>> BEGIN
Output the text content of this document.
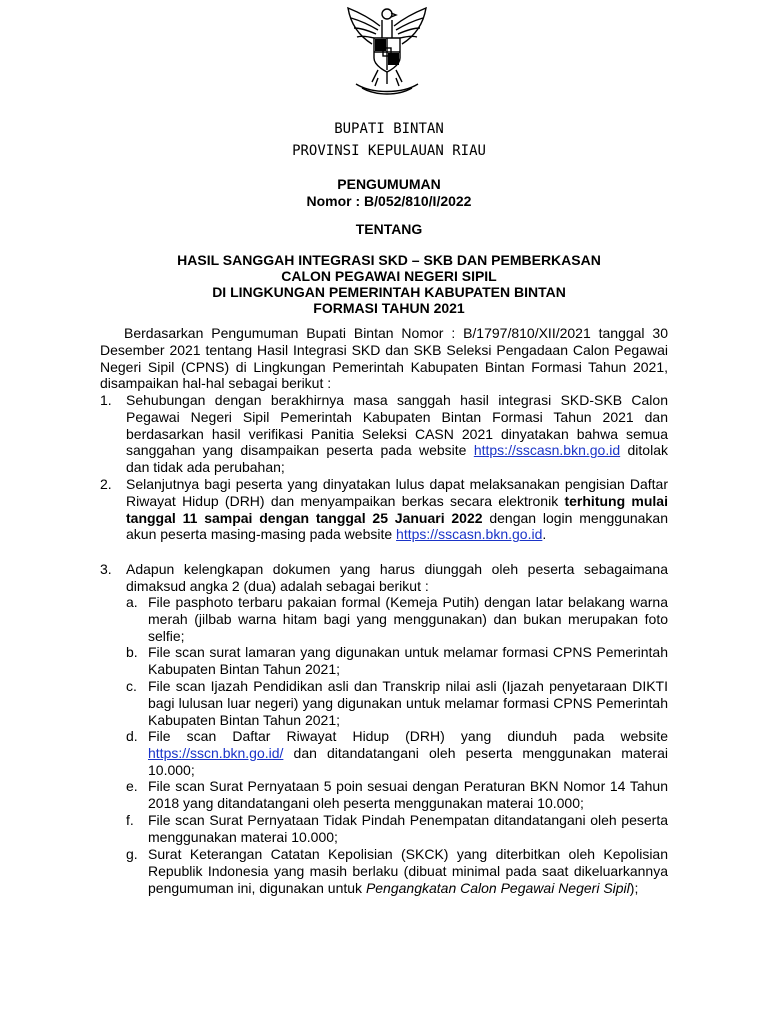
BUPATI BINTAN
PROVINSI KEPULAUAN RIAU
PENGUMUMAN
Nomor : B/052/810/I/2022
TENTANG
HASIL SANGGAH INTEGRASI SKD – SKB DAN PEMBERKASAN
CALON PEGAWAI NEGERI SIPIL
DI LINGKUNGAN PEMERINTAH KABUPATEN BINTAN
FORMASI TAHUN 2021
Berdasarkan Pengumuman Bupati Bintan Nomor : B/1797/810/XII/2021 tanggal 30 Desember 2021 tentang Hasil Integrasi SKD dan SKB Seleksi Pengadaan Calon Pegawai Negeri Sipil (CPNS) di Lingkungan Pemerintah Kabupaten Bintan Formasi Tahun 2021, disampaikan hal-hal sebagai berikut :
1. Sehubungan dengan berakhirnya masa sanggah hasil integrasi SKD-SKB Calon Pegawai Negeri Sipil Pemerintah Kabupaten Bintan Formasi Tahun 2021 dan berdasarkan hasil verifikasi Panitia Seleksi CASN 2021 dinyatakan bahwa semua sanggahan yang disampaikan peserta pada website https://sscasn.bkn.go.id ditolak dan tidak ada perubahan;
2. Selanjutnya bagi peserta yang dinyatakan lulus dapat melaksanakan pengisian Daftar Riwayat Hidup (DRH) dan menyampaikan berkas secara elektronik terhitung mulai tanggal 11 sampai dengan tanggal 25 Januari 2022 dengan login menggunakan akun peserta masing-masing pada website https://sscasn.bkn.go.id.
3. Adapun kelengkapan dokumen yang harus diunggah oleh peserta sebagaimana dimaksud angka 2 (dua) adalah sebagai berikut :
a. File pasphoto terbaru pakaian formal (Kemeja Putih) dengan latar belakang warna merah (jilbab warna hitam bagi yang menggunakan) dan bukan merupakan foto selfie;
b. File scan surat lamaran yang digunakan untuk melamar formasi CPNS Pemerintah Kabupaten Bintan Tahun 2021;
c. File scan Ijazah Pendidikan asli dan Transkrip nilai asli (Ijazah penyetaraan DIKTI bagi lulusan luar negeri) yang digunakan untuk melamar formasi CPNS Pemerintah Kabupaten Bintan Tahun 2021;
d. File scan Daftar Riwayat Hidup (DRH) yang diunduh pada website https://sscn.bkn.go.id/ dan ditandatangani oleh peserta menggunakan materai 10.000;
e. File scan Surat Pernyataan 5 poin sesuai dengan Peraturan BKN Nomor 14 Tahun 2018 yang ditandatangani oleh peserta menggunakan materai 10.000;
f. File scan Surat Pernyataan Tidak Pindah Penempatan ditandatangani oleh peserta menggunakan materai 10.000;
g. Surat Keterangan Catatan Kepolisian (SKCK) yang diterbitkan oleh Kepolisian Republik Indonesia yang masih berlaku (dibuat minimal pada saat dikeluarkannya pengumuman ini, digunakan untuk Pengangkatan Calon Pegawai Negeri Sipil);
>> END
Pick out all lines containing the string "Riwayat".

▶ _Complete response_
2. Selanjutnya bagi peserta yang dinyatakan lulus dapat melaksanakan pengisian Daftar Riwayat Hidup (DRH) dan menyampaikan berkas secara elektronik terhitung mulai tanggal 11 sampai dengan tanggal 25 Januari 2022 dengan login menggunakan akun peserta masing-masing pada website https://sscasn.bkn.go.id.
d. File scan Daftar Riwayat Hidup (DRH) yang diunduh pada website https://sscn.bkn.go.id/ dan ditandatangani oleh peserta menggunakan materai 10.000;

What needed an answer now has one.